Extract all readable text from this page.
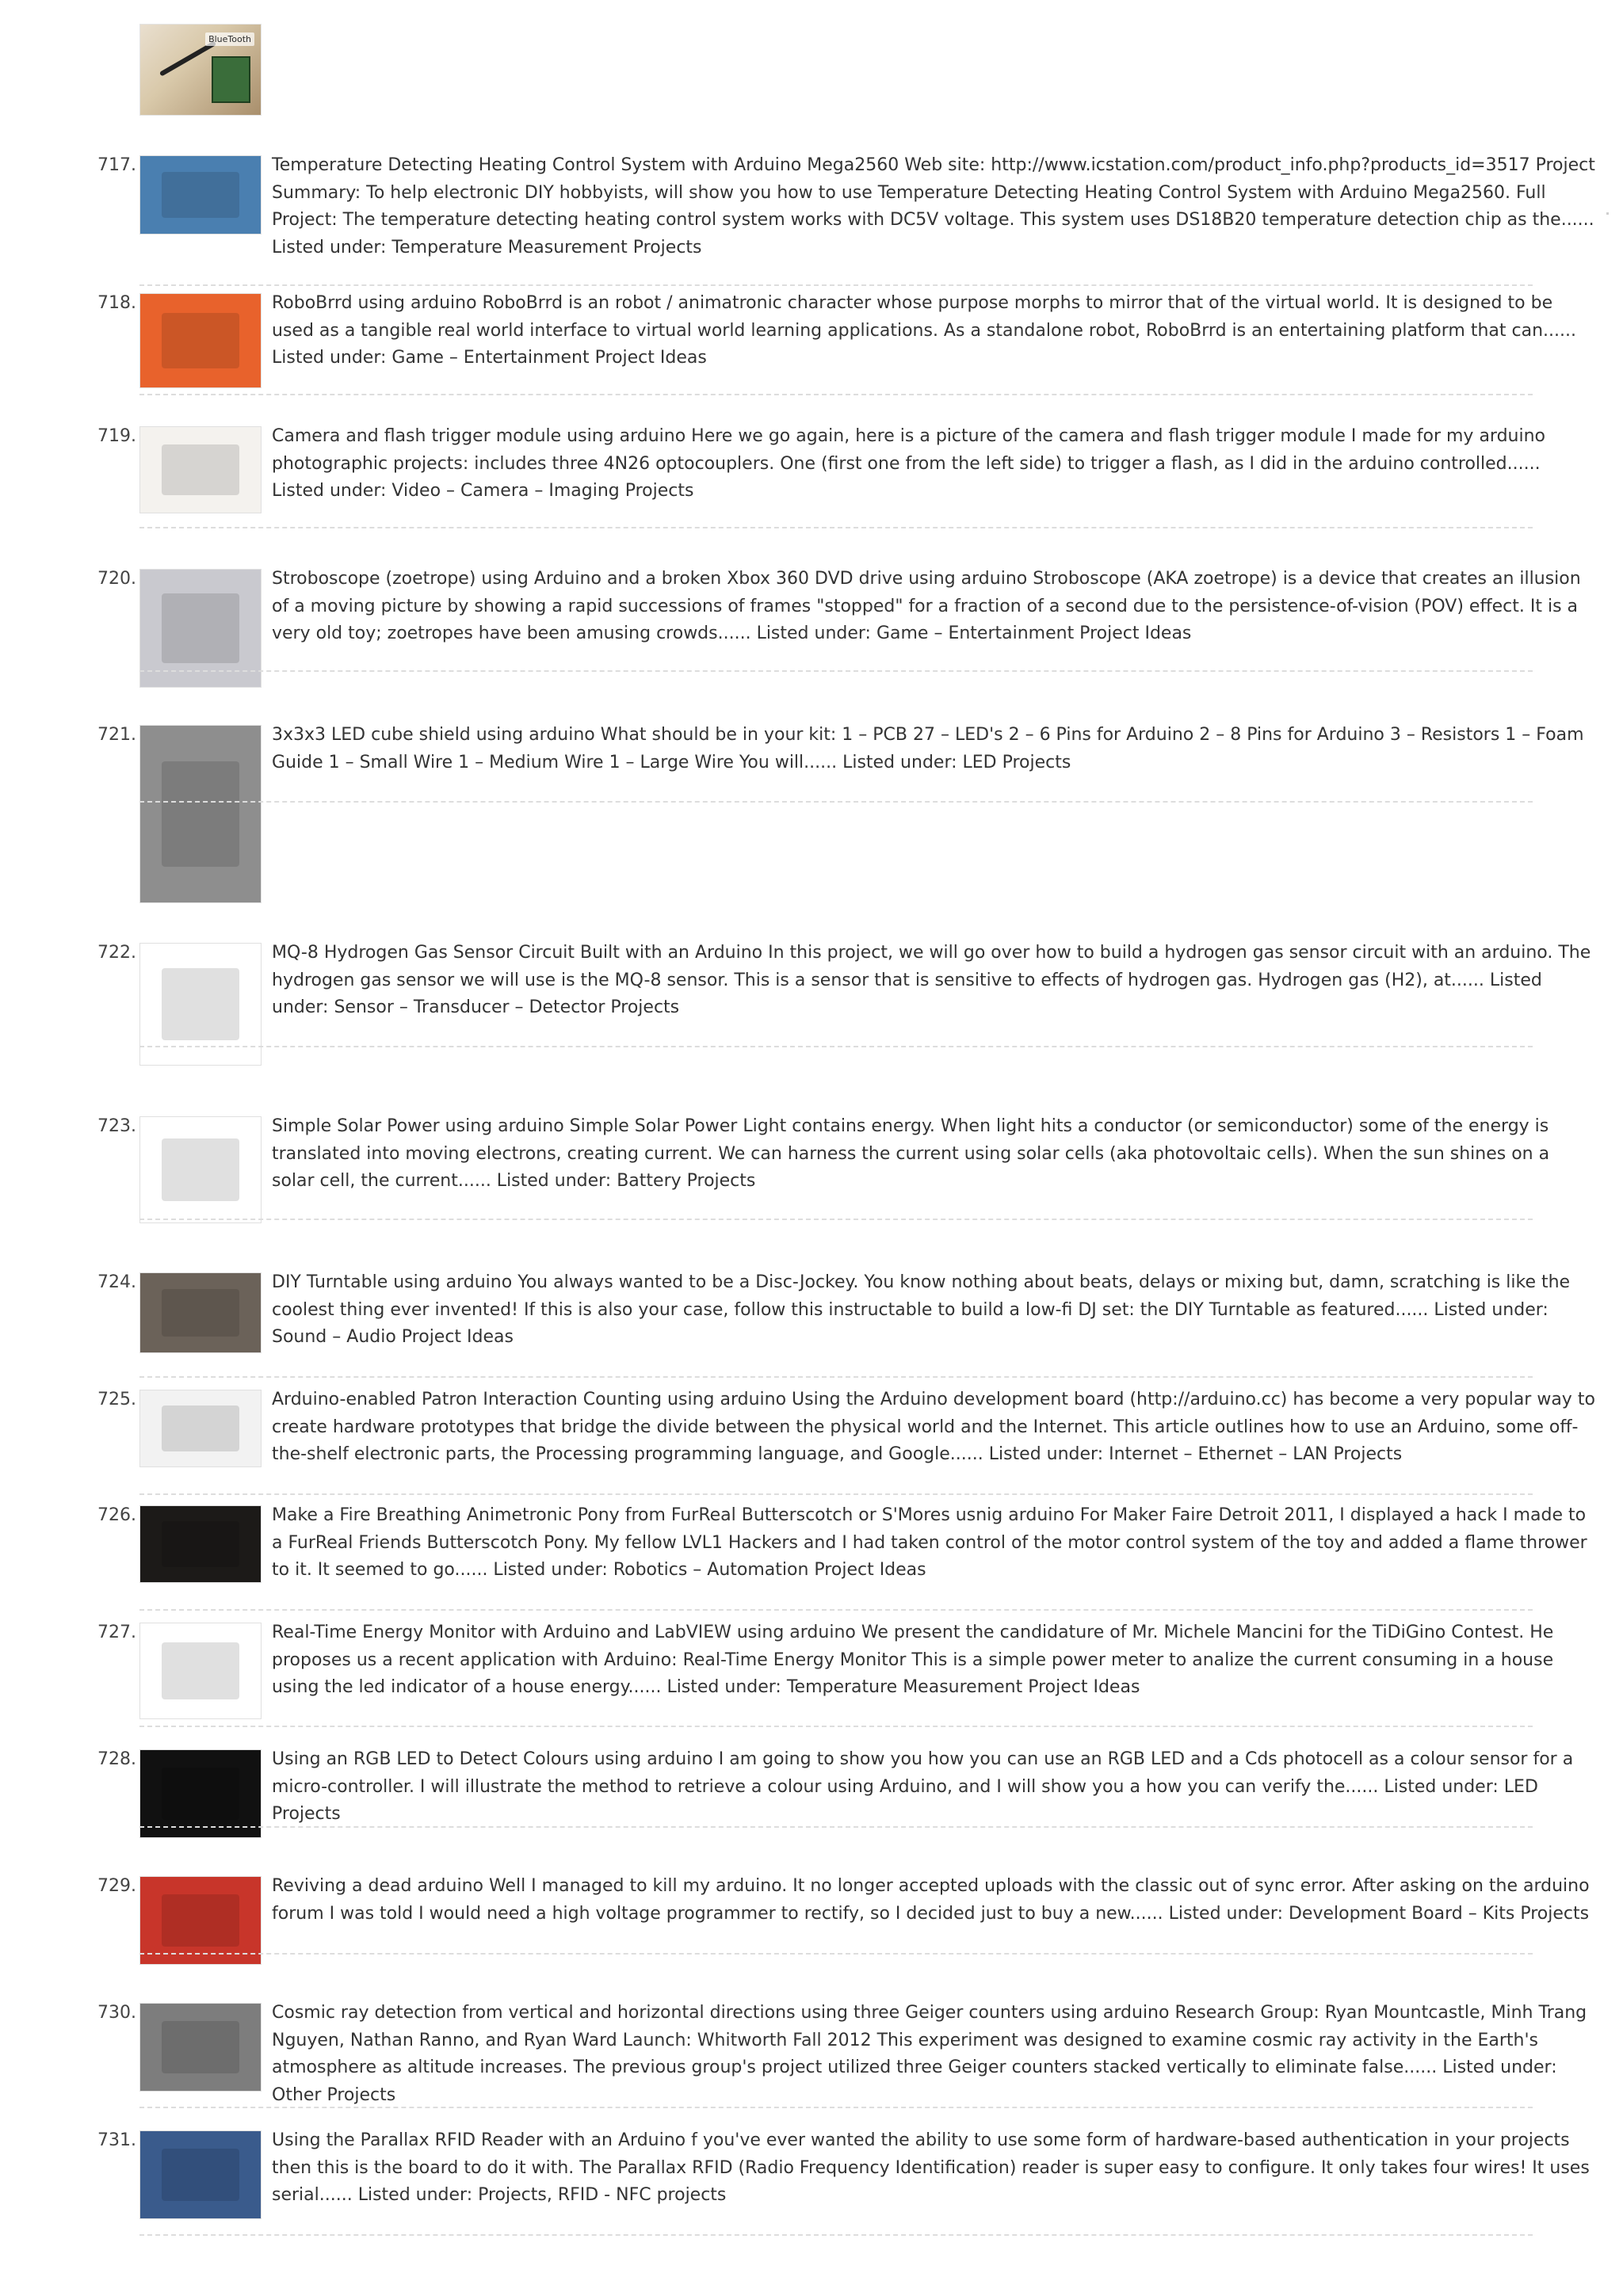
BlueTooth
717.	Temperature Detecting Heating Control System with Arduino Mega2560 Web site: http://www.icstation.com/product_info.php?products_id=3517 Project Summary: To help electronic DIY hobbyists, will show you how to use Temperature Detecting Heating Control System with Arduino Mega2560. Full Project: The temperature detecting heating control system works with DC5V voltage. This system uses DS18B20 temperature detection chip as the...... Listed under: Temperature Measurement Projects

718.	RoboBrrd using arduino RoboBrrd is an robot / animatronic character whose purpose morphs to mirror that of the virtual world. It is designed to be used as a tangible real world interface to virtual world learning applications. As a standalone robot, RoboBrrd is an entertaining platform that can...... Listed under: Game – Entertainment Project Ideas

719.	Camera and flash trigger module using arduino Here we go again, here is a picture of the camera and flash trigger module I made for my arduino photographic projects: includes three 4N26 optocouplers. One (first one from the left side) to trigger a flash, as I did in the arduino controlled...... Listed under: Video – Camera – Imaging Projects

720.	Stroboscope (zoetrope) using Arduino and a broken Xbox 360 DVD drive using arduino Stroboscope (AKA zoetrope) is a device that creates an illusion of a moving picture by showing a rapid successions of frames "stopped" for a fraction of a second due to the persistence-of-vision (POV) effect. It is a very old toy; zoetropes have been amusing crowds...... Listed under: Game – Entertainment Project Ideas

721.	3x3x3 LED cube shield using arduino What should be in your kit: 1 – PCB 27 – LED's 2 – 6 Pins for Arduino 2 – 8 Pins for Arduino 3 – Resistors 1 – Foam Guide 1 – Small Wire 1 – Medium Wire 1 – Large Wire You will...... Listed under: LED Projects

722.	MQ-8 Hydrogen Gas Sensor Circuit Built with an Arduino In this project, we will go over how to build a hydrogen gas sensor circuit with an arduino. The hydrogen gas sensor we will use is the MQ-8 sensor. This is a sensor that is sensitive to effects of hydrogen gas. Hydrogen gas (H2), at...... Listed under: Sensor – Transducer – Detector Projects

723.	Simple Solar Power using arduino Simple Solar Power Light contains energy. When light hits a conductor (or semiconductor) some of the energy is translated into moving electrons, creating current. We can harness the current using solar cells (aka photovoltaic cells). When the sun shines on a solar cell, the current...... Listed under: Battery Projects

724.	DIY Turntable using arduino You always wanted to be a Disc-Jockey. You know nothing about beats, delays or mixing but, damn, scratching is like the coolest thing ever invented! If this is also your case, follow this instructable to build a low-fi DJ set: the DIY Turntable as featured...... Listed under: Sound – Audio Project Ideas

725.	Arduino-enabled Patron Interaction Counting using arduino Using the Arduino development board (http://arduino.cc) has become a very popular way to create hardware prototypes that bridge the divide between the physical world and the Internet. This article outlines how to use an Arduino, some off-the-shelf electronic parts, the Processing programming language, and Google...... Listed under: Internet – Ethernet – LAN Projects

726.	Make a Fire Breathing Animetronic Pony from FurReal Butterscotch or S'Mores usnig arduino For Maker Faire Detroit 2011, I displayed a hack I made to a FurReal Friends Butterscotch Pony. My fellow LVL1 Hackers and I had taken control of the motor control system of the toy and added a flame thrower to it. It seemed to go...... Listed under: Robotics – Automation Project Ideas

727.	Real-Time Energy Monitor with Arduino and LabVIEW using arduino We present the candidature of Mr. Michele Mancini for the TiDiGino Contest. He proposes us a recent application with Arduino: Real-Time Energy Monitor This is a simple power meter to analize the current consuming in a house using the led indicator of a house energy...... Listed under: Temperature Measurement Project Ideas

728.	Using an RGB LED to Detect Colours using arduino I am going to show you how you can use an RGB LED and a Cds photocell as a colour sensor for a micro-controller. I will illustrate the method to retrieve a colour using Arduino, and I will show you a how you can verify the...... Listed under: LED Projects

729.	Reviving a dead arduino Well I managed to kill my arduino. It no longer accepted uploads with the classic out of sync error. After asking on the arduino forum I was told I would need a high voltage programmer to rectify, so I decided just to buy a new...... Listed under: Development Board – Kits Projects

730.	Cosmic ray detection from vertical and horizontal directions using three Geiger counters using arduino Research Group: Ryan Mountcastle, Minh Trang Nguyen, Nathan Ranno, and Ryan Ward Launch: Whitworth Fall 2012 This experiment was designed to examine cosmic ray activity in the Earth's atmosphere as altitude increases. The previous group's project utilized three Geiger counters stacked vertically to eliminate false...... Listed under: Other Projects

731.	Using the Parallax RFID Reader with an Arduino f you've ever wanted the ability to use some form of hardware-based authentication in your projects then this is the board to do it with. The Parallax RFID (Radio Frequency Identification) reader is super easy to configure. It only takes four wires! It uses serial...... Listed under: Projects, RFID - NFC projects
========
• Goal of the exercise: Only one number is needed: please count the lines of the entries above in which the string "designed" occurs.

• Solution below: 2